[Records from a data source]
-- BEGIN --

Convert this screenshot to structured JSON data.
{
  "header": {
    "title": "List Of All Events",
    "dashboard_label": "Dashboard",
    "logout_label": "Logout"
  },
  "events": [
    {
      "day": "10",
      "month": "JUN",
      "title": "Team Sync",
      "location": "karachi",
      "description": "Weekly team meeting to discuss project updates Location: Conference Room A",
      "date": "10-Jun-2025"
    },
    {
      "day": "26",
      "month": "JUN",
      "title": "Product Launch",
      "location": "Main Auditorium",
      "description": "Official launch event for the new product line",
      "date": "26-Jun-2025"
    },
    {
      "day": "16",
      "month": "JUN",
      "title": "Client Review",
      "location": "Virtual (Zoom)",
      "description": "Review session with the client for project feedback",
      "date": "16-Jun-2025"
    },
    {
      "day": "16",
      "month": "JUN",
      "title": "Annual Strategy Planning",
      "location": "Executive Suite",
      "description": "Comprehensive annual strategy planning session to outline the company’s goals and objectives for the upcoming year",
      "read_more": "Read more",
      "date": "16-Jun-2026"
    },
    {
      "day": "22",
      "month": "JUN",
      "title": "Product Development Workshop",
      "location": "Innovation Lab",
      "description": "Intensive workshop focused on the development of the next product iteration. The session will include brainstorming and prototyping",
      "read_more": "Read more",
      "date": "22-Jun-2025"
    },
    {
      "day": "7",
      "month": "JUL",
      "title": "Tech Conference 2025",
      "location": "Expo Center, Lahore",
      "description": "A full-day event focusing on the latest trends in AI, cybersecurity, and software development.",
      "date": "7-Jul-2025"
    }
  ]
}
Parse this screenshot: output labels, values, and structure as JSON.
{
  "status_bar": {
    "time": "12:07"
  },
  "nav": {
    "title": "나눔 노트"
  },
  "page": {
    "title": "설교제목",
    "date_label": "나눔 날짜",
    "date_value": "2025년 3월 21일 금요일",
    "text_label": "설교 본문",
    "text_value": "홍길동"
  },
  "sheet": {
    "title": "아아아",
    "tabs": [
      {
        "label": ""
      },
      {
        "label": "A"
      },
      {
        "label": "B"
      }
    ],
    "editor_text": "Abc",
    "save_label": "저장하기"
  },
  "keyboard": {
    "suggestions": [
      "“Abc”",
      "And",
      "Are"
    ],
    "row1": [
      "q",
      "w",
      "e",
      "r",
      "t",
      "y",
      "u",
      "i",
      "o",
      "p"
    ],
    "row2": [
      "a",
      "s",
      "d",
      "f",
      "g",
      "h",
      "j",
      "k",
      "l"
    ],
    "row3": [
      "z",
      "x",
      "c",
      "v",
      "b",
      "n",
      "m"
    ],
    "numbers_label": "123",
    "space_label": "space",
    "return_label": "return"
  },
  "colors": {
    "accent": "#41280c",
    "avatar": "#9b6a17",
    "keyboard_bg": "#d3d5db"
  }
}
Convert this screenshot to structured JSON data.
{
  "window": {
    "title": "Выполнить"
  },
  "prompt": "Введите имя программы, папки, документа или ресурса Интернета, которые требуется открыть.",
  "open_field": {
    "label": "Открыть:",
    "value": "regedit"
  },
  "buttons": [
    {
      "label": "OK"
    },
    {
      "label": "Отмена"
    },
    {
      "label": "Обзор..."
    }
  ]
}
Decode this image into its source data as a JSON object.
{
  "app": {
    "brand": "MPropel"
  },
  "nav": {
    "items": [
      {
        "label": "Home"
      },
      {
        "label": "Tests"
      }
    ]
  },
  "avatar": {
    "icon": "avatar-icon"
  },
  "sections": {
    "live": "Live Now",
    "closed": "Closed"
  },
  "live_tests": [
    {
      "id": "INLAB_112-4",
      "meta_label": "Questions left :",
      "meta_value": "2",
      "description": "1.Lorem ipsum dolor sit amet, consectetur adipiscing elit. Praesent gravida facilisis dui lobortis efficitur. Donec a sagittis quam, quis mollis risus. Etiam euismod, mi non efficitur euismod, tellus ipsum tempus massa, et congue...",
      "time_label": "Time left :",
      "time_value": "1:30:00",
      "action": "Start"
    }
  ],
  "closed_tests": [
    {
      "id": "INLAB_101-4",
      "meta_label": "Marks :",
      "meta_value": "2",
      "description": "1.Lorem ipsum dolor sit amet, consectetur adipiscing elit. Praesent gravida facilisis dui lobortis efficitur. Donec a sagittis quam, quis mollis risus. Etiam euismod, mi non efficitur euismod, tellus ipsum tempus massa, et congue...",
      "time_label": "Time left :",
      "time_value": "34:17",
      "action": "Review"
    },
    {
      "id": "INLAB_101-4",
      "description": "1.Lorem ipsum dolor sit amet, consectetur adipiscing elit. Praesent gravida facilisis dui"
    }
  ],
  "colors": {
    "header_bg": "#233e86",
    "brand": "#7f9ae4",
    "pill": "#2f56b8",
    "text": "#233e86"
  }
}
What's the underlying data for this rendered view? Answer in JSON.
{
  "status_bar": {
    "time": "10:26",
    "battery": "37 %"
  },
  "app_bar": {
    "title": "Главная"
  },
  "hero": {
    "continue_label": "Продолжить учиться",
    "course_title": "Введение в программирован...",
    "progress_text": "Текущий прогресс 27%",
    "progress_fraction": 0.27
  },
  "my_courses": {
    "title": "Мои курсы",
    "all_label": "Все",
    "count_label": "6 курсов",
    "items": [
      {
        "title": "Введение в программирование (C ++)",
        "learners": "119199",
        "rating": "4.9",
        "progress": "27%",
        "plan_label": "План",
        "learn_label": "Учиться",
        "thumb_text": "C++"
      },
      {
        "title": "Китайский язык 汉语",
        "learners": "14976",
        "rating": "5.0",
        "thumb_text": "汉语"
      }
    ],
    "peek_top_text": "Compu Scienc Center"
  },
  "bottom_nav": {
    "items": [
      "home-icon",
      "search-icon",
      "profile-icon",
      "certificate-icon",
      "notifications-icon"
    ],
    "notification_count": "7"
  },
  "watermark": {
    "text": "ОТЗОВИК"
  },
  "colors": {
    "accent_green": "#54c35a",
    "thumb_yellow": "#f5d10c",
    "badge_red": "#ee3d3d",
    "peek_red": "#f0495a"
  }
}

-- END --

What is required: Copy out each line in the preceding records that contains "Center".

Result of this exercise:
      "location": "Expo Center, Lahore",
    "peek_top_text": "Compu Scienc Center"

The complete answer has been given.